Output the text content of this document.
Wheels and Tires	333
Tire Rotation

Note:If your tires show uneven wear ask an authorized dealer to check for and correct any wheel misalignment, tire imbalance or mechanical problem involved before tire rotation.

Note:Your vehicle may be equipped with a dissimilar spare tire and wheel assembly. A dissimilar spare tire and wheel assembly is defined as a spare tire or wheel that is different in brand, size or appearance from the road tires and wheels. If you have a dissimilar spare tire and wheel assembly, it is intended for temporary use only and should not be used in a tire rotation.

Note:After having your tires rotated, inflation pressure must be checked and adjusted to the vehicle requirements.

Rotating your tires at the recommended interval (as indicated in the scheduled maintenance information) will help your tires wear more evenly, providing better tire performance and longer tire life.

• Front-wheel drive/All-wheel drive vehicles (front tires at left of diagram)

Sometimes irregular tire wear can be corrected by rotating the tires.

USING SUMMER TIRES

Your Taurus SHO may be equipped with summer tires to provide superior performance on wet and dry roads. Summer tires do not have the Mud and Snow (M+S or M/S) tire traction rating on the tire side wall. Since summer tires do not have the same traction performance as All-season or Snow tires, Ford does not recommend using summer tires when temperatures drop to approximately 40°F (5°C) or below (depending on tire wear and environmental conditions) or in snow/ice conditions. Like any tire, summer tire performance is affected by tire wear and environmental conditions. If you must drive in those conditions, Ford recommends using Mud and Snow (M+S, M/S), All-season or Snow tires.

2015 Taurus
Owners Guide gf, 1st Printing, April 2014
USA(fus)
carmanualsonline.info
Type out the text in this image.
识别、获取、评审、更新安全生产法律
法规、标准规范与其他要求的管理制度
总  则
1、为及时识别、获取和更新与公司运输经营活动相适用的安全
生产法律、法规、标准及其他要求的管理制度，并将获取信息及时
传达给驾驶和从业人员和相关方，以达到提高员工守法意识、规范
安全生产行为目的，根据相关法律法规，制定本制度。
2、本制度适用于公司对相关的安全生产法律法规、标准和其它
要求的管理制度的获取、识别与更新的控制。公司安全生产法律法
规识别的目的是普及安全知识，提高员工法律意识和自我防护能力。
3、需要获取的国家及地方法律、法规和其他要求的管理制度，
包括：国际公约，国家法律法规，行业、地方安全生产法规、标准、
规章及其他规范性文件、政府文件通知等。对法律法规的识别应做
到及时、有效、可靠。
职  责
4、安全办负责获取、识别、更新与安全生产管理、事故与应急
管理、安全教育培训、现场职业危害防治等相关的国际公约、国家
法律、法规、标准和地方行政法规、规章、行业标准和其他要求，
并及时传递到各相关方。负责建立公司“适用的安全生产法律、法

Job >> Copy out all lines above that include the string "with".

Completed task >>
Note:Your vehicle may be equipped with a dissimilar spare tire and wheel assembly. A dissimilar spare tire and wheel assembly is defined as a spare tire or wheel that is different in brand, size or appearance from the road tires and wheels. If you have a dissimilar spare tire and wheel assembly, it is intended for temporary use only and should not be used in a tire rotation.
Your Taurus SHO may be equipped with summer tires to provide superior performance on wet and dry roads. Summer tires do not have the Mud and Snow (M+S or M/S) tire traction rating on the tire side wall. Since summer tires do not have the same traction performance as All-season or Snow tires, Ford does not recommend using summer tires when temperatures drop to approximately 40°F (5°C) or below (depending on tire wear and environmental conditions) or in snow/ice conditions. Like any tire, summer tire performance is affected by tire wear and environmental conditions. If you must drive in those conditions, Ford recommends using Mud and Snow (M+S, M/S), All-season or Snow tires.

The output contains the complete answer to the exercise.